=== Given request ===
Check each line of the data below for the word "구리갈매신도시연합회", then extract the ones that have it.

[Dataset entries]
------------------------------------------------------------------------
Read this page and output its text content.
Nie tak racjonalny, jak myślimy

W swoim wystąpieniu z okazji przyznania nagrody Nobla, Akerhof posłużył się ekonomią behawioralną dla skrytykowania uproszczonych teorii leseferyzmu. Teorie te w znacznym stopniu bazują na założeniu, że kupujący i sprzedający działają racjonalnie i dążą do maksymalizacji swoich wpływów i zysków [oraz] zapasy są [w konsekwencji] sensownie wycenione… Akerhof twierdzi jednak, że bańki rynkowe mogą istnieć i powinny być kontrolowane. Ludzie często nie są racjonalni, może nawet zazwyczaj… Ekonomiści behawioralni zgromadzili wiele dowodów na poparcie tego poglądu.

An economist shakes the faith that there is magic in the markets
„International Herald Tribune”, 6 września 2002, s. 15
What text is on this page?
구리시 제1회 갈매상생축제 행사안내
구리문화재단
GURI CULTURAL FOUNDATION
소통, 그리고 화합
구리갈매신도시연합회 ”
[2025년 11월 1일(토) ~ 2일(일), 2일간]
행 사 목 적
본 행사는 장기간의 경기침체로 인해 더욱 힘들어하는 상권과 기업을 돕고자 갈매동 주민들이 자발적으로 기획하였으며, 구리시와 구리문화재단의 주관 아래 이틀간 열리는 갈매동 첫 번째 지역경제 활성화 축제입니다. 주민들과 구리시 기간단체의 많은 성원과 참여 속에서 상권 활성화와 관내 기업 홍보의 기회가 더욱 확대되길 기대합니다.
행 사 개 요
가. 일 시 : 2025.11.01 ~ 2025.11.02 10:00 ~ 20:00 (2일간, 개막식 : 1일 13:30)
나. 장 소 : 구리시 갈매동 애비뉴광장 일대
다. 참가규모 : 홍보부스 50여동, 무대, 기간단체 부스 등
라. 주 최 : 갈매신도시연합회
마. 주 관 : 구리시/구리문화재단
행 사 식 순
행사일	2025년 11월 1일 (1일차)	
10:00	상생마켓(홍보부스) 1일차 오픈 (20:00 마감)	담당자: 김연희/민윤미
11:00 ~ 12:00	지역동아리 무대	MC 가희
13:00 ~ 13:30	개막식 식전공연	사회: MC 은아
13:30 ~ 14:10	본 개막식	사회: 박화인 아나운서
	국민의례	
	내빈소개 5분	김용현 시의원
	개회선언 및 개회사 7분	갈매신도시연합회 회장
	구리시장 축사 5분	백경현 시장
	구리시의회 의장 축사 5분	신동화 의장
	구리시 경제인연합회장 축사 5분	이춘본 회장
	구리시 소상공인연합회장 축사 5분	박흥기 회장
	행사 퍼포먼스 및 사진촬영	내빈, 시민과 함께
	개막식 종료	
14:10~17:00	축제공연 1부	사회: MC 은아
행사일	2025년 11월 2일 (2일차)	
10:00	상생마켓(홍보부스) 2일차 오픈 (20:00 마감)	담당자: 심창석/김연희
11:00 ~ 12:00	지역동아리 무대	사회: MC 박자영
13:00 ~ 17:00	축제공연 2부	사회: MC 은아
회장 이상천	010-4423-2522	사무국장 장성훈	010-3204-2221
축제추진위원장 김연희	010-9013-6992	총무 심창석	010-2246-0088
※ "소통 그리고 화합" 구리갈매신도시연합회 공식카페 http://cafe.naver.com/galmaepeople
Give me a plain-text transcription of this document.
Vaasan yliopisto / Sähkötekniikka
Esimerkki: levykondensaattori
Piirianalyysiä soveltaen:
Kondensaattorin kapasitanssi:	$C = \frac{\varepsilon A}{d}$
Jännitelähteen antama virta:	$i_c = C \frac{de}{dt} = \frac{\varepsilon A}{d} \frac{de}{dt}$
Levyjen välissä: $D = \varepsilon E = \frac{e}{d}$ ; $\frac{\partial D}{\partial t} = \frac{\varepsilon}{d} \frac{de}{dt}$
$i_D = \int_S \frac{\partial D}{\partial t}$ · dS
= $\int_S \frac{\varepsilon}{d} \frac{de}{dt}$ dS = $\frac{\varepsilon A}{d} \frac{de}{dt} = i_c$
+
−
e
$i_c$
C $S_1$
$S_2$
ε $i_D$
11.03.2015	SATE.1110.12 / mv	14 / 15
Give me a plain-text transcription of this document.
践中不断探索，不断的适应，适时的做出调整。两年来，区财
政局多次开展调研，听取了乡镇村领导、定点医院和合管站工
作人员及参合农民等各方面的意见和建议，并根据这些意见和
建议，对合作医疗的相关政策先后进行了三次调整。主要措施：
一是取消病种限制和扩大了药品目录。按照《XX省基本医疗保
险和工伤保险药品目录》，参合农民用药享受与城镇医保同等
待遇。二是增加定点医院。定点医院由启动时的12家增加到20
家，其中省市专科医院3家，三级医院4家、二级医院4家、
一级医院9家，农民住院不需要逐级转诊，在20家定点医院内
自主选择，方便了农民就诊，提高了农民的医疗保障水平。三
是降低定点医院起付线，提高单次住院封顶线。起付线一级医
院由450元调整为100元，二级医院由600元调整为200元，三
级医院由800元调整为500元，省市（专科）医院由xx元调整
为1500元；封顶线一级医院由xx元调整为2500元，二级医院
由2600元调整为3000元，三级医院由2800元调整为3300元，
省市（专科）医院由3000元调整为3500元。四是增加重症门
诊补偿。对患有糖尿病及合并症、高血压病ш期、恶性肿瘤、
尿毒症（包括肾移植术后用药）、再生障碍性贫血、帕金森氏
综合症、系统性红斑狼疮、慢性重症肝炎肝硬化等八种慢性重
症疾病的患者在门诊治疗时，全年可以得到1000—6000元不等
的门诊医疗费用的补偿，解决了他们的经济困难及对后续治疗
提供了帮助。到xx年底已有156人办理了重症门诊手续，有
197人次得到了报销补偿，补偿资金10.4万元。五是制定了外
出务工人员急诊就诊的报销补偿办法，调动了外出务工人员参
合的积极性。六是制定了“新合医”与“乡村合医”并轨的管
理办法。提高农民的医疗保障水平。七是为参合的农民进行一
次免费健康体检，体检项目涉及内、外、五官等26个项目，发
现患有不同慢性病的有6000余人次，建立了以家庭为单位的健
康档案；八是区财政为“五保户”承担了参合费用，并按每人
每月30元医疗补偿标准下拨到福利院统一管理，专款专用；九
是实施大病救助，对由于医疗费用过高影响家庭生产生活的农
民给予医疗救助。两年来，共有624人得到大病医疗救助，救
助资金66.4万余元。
------------------------------------------------------------------------
=== The solution ===
구리갈매신도시연합회 ”
※ "소통 그리고 화합" 구리갈매신도시연합회 공식카페 http://cafe.naver.com/galmaepeople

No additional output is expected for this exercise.